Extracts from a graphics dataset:
***

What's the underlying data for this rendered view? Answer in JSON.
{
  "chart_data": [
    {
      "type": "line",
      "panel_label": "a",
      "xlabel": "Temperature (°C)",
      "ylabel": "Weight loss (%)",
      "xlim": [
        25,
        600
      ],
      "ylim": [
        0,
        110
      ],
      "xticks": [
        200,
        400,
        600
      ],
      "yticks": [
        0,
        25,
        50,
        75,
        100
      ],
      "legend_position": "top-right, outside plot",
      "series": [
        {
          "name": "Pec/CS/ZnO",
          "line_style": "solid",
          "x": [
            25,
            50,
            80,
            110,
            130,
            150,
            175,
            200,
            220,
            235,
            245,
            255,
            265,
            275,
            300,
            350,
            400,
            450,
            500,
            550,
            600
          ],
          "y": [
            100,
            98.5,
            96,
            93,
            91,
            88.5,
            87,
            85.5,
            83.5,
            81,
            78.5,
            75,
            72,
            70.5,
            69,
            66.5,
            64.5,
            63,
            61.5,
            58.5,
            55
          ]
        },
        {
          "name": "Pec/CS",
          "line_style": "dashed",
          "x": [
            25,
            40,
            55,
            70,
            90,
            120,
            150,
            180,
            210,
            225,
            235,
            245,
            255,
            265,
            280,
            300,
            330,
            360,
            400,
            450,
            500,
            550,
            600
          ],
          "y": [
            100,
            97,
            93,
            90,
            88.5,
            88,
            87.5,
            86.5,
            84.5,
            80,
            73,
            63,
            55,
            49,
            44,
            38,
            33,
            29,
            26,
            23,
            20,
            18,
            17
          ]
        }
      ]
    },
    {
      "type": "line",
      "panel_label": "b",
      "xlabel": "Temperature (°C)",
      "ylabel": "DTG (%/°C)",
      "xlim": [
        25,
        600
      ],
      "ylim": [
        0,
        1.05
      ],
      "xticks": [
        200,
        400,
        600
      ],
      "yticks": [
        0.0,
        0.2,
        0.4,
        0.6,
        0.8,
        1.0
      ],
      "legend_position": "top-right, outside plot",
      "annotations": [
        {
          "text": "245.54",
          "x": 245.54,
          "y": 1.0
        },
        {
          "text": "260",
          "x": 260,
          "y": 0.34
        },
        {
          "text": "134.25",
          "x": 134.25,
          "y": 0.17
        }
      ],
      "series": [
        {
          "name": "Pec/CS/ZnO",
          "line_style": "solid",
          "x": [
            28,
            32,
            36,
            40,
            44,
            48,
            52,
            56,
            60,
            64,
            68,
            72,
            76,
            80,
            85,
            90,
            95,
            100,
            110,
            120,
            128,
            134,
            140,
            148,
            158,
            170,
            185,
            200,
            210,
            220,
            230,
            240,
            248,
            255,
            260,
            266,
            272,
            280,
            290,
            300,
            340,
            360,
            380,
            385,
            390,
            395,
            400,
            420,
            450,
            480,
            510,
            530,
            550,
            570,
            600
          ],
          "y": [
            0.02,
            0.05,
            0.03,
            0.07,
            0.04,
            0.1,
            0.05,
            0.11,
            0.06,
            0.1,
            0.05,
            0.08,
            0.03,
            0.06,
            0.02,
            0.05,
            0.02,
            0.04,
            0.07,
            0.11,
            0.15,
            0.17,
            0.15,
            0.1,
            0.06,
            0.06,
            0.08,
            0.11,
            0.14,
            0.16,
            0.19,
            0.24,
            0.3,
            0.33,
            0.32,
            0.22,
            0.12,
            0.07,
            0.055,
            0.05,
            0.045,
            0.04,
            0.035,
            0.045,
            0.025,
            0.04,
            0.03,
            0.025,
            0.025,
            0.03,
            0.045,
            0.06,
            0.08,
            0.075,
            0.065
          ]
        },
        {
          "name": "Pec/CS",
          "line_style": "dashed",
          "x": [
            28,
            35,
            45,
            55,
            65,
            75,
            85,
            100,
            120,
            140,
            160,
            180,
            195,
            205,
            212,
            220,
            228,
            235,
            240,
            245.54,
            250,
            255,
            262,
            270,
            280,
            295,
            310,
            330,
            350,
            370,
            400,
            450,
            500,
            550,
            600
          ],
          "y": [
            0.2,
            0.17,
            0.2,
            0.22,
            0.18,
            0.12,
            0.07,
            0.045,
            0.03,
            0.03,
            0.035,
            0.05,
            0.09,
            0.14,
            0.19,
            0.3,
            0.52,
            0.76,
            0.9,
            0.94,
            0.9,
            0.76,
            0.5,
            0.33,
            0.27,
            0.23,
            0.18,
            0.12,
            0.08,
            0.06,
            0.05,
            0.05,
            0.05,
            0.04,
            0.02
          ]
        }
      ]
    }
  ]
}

***

** Aim **
Your task is to repeat every entry exactly.

** Right answer **
What's the underlying data for this rendered view? Answer in JSON.
{
  "chart_data": [
    {
      "type": "line",
      "panel_label": "a",
      "xlabel": "Temperature (°C)",
      "ylabel": "Weight loss (%)",
      "xlim": [
        25,
        600
      ],
      "ylim": [
        0,
        110
      ],
      "xticks": [
        200,
        400,
        600
      ],
      "yticks": [
        0,
        25,
        50,
        75,
        100
      ],
      "legend_position": "top-right, outside plot",
      "series": [
        {
          "name": "Pec/CS/ZnO",
          "line_style": "solid",
          "x": [
            25,
            50,
            80,
            110,
            130,
            150,
            175,
            200,
            220,
            235,
            245,
            255,
            265,
            275,
            300,
            350,
            400,
            450,
            500,
            550,
            600
          ],
          "y": [
            100,
            98.5,
            96,
            93,
            91,
            88.5,
            87,
            85.5,
            83.5,
            81,
            78.5,
            75,
            72,
            70.5,
            69,
            66.5,
            64.5,
            63,
            61.5,
            58.5,
            55
          ]
        },
        {
          "name": "Pec/CS",
          "line_style": "dashed",
          "x": [
            25,
            40,
            55,
            70,
            90,
            120,
            150,
            180,
            210,
            225,
            235,
            245,
            255,
            265,
            280,
            300,
            330,
            360,
            400,
            450,
            500,
            550,
            600
          ],
          "y": [
            100,
            97,
            93,
            90,
            88.5,
            88,
            87.5,
            86.5,
            84.5,
            80,
            73,
            63,
            55,
            49,
            44,
            38,
            33,
            29,
            26,
            23,
            20,
            18,
            17
          ]
        }
      ]
    },
    {
      "type": "line",
      "panel_label": "b",
      "xlabel": "Temperature (°C)",
      "ylabel": "DTG (%/°C)",
      "xlim": [
        25,
        600
      ],
      "ylim": [
        0,
        1.05
      ],
      "xticks": [
        200,
        400,
        600
      ],
      "yticks": [
        0.0,
        0.2,
        0.4,
        0.6,
        0.8,
        1.0
      ],
      "legend_position": "top-right, outside plot",
      "annotations": [
        {
          "text": "245.54",
          "x": 245.54,
          "y": 1.0
        },
        {
          "text": "260",
          "x": 260,
          "y": 0.34
        },
        {
          "text": "134.25",
          "x": 134.25,
          "y": 0.17
        }
      ],
      "series": [
        {
          "name": "Pec/CS/ZnO",
          "line_style": "solid",
          "x": [
            28,
            32,
            36,
            40,
            44,
            48,
            52,
            56,
            60,
            64,
            68,
            72,
            76,
            80,
            85,
            90,
            95,
            100,
            110,
            120,
            128,
            134,
            140,
            148,
            158,
            170,
            185,
            200,
            210,
            220,
            230,
            240,
            248,
            255,
            260,
            266,
            272,
            280,
            290,
            300,
            340,
            360,
            380,
            385,
            390,
            395,
            400,
            420,
            450,
            480,
            510,
            530,
            550,
            570,
            600
          ],
          "y": [
            0.02,
            0.05,
            0.03,
            0.07,
            0.04,
            0.1,
            0.05,
            0.11,
            0.06,
            0.1,
            0.05,
            0.08,
            0.03,
            0.06,
            0.02,
            0.05,
            0.02,
            0.04,
            0.07,
            0.11,
            0.15,
            0.17,
            0.15,
            0.1,
            0.06,
            0.06,
            0.08,
            0.11,
            0.14,
            0.16,
            0.19,
            0.24,
            0.3,
            0.33,
            0.32,
            0.22,
            0.12,
            0.07,
            0.055,
            0.05,
            0.045,
            0.04,
            0.035,
            0.045,
            0.025,
            0.04,
            0.03,
            0.025,
            0.025,
            0.03,
            0.045,
            0.06,
            0.08,
            0.075,
            0.065
          ]
        },
        {
          "name": "Pec/CS",
          "line_style": "dashed",
          "x": [
            28,
            35,
            45,
            55,
            65,
            75,
            85,
            100,
            120,
            140,
            160,
            180,
            195,
            205,
            212,
            220,
            228,
            235,
            240,
            245.54,
            250,
            255,
            262,
            270,
            280,
            295,
            310,
            330,
            350,
            370,
            400,
            450,
            500,
            550,
            600
          ],
          "y": [
            0.2,
            0.17,
            0.2,
            0.22,
            0.18,
            0.12,
            0.07,
            0.045,
            0.03,
            0.03,
            0.035,
            0.05,
            0.09,
            0.14,
            0.19,
            0.3,
            0.52,
            0.76,
            0.9,
            0.94,
            0.9,
            0.76,
            0.5,
            0.33,
            0.27,
            0.23,
            0.18,
            0.12,
            0.08,
            0.06,
            0.05,
            0.05,
            0.05,
            0.04,
            0.02
          ]
        }
      ]
    }
  ]
}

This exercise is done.